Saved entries
start
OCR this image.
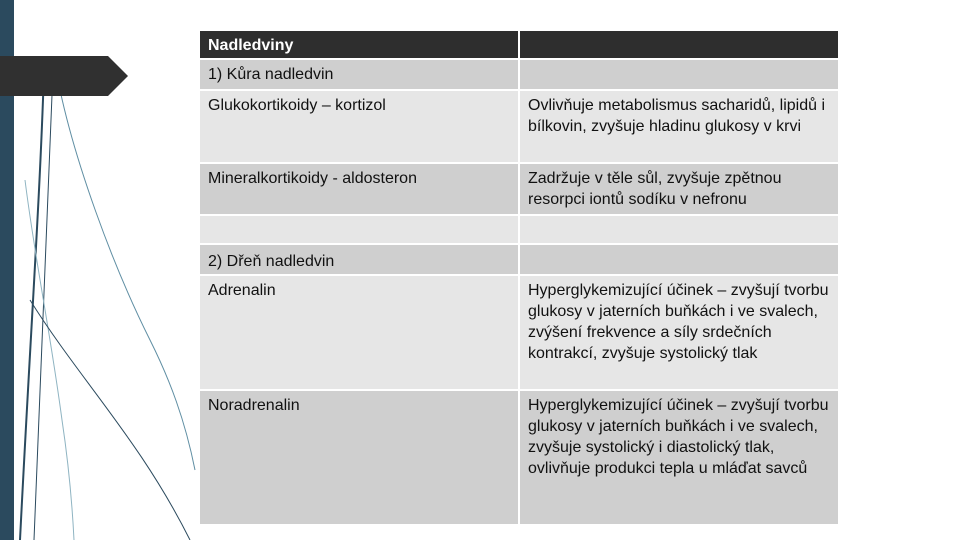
Nadledviny	
1) Kůra nadledvin	
Glukokortikoidy – kortizol	Ovlivňuje metabolismus sacharidů, lipidů i bílkovin, zvyšuje hladinu glukosy v krvi
Mineralkortikoidy - aldosteron	Zadržuje v těle sůl, zvyšuje zpětnou resorpci iontů sodíku v nefronu

2) Dřeň nadledvin	
Adrenalin	Hyperglykemizující účinek – zvyšují tvorbu glukosy v jaterních buňkách i ve svalech, zvýšení frekvence a síly srdečních kontrakcí, zvyšuje systolický tlak
Noradrenalin	Hyperglykemizující účinek – zvyšují tvorbu glukosy v jaterních buňkách i ve svalech, zvyšuje systolický i diastolický tlak, ovlivňuje produkci tepla u mláďat savců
end
## AIM OF THE TASK:
Report how many lines in the entries hold the string "Hyperglykemizující". Nothing but the number is wanted.

## RESPONSE TO THIS EXERCISE:
2